WHAT YOU NEED TO DO
Exclude all pictures, then copy each of the records exactly as written.

── SUPPLIED ENTRIES

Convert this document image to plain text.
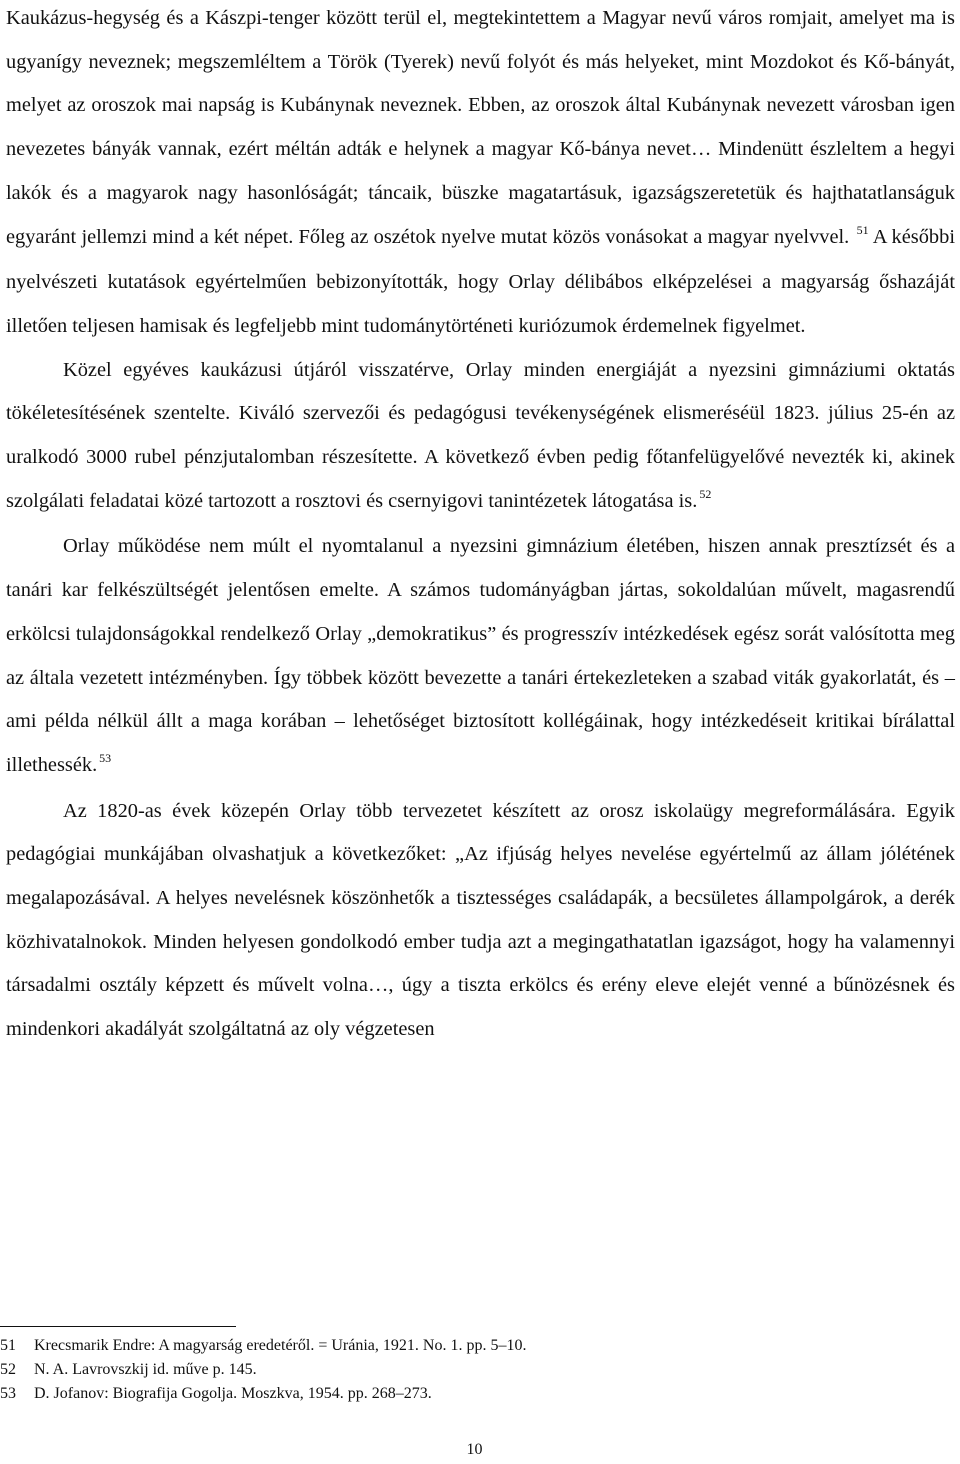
Kaukázus-hegység és a Kászpi-tenger között terül el, megtekintettem a Magyar nevű város romjait, amelyet ma is ugyanígy neveznek; megszemléltem a Török (Tyerek) nevű folyót és más helyeket, mint Mozdokot és Kő-bányát, melyet az oroszok mai napság is Kubánynak neveznek. Ebben, az oroszok által Kubánynak nevezett városban igen nevezetes bányák vannak, ezért méltán adták e helynek a magyar Kő-bánya nevet… Mindenütt észleltem a hegyi lakók és a magyarok nagy hasonlóságát; táncaik, büszke magatartásuk, igazságszeretetük és hajthatatlanságuk egyaránt jellemzi mind a két népet. Főleg az oszétok nyelve mutat közös vonásokat a magyar nyelvvel. $^{51}$ A későbbi nyelvészeti kutatások egyértelműen bebizonyították, hogy Orlay délibábos elképzelései a magyarság őshazáját illetően teljesen hamisak és legfeljebb mint tudománytörténeti kuriózumok érdemelnek figyelmet.

Közel egyéves kaukázusi útjáról visszatérve, Orlay minden energiáját a nyezsini gimnáziumi oktatás tökéletesítésének szentelte. Kiváló szervezői és pedagógusi tevékenységének elismeréséül 1823. július 25-én az uralkodó 3000 rubel pénzjutalomban részesítette. A következő évben pedig főtanfelügyelővé nevezték ki, akinek szolgálati feladatai közé tartozott a rosztovi és csernyigovi tanintézetek látogatása is. $^{52}$

Orlay működése nem múlt el nyomtalanul a nyezsini gimnázium életében, hiszen annak presztízsét és a tanári kar felkészültségét jelentősen emelte. A számos tudományágban jártas, sokoldalúan művelt, magasrendű erkölcsi tulajdonságokkal rendelkező Orlay „demokratikus” és progresszív intézkedések egész sorát valósította meg az általa vezetett intézményben. Így többek között bevezette a tanári értekezleteken a szabad viták gyakorlatát, és – ami példa nélkül állt a maga korában – lehetőséget biztosított kollégáinak, hogy intézkedéseit kritikai bírálattal illethessék. $^{53}$

Az 1820-as évek közepén Orlay több tervezetet készített az orosz iskolaügy megreformálására. Egyik pedagógiai munkájában olvashatjuk a következőket: „Az ifjúság helyes nevelése egyértelmű az állam jólétének megalapozásával. A helyes nevelésnek köszönhetők a tisztességes családapák, a becsületes állampolgárok, a derék közhivatalnokok. Minden helyesen gondolkodó ember tudja azt a megingathatatlan igazságot, hogy ha valamennyi társadalmi osztály képzett és művelt volna…, úgy a tiszta erkölcs és erény eleve elejét venné a bűnözésnek és mindenkori akadályát szolgáltatná az oly végzetesen

51 Krecsmarik Endre: A magyarság eredetéről. = Uránia, 1921. No. 1. pp. 5–10.
52 N. A. Lavrovszkij id. műve p. 145.
53 D. Jofanov: Biografija Gogolja. Moszkva, 1954. pp. 268–273.
10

────

REPLY
Convert this document image to plain text.
Kaukázus-hegység és a Kászpi-tenger között terül el, megtekintettem a Magyar nevű város romjait, amelyet ma is ugyanígy neveznek; megszemléltem a Török (Tyerek) nevű folyót és más helyeket, mint Mozdokot és Kő-bányát, melyet az oroszok mai napság is Kubánynak neveznek. Ebben, az oroszok által Kubánynak nevezett városban igen nevezetes bányák vannak, ezért méltán adták e helynek a magyar Kő-bánya nevet… Mindenütt észleltem a hegyi lakók és a magyarok nagy hasonlóságát; táncaik, büszke magatartásuk, igazságszeretetük és hajthatatlanságuk egyaránt jellemzi mind a két népet. Főleg az oszétok nyelve mutat közös vonásokat a magyar nyelvvel. $^{51}$ A későbbi nyelvészeti kutatások egyértelműen bebizonyították, hogy Orlay délibábos elképzelései a magyarság őshazáját illetően teljesen hamisak és legfeljebb mint tudománytörténeti kuriózumok érdemelnek figyelmet.

Közel egyéves kaukázusi útjáról visszatérve, Orlay minden energiáját a nyezsini gimnáziumi oktatás tökéletesítésének szentelte. Kiváló szervezői és pedagógusi tevékenységének elismeréséül 1823. július 25-én az uralkodó 3000 rubel pénzjutalomban részesítette. A következő évben pedig főtanfelügyelővé nevezték ki, akinek szolgálati feladatai közé tartozott a rosztovi és csernyigovi tanintézetek látogatása is. $^{52}$

Orlay működése nem múlt el nyomtalanul a nyezsini gimnázium életében, hiszen annak presztízsét és a tanári kar felkészültségét jelentősen emelte. A számos tudományágban jártas, sokoldalúan művelt, magasrendű erkölcsi tulajdonságokkal rendelkező Orlay „demokratikus” és progresszív intézkedések egész sorát valósította meg az általa vezetett intézményben. Így többek között bevezette a tanári értekezleteken a szabad viták gyakorlatát, és – ami példa nélkül állt a maga korában – lehetőséget biztosított kollégáinak, hogy intézkedéseit kritikai bírálattal illethessék. $^{53}$

Az 1820-as évek közepén Orlay több tervezetet készített az orosz iskolaügy megreformálására. Egyik pedagógiai munkájában olvashatjuk a következőket: „Az ifjúság helyes nevelése egyértelmű az állam jólétének megalapozásával. A helyes nevelésnek köszönhetők a tisztességes családapák, a becsületes állampolgárok, a derék közhivatalnokok. Minden helyesen gondolkodó ember tudja azt a megingathatatlan igazságot, hogy ha valamennyi társadalmi osztály képzett és művelt volna…, úgy a tiszta erkölcs és erény eleve elejét venné a bűnözésnek és mindenkori akadályát szolgáltatná az oly végzetesen

51 Krecsmarik Endre: A magyarság eredetéről. = Uránia, 1921. No. 1. pp. 5–10.
52 N. A. Lavrovszkij id. műve p. 145.
53 D. Jofanov: Biografija Gogolja. Moszkva, 1954. pp. 268–273.
10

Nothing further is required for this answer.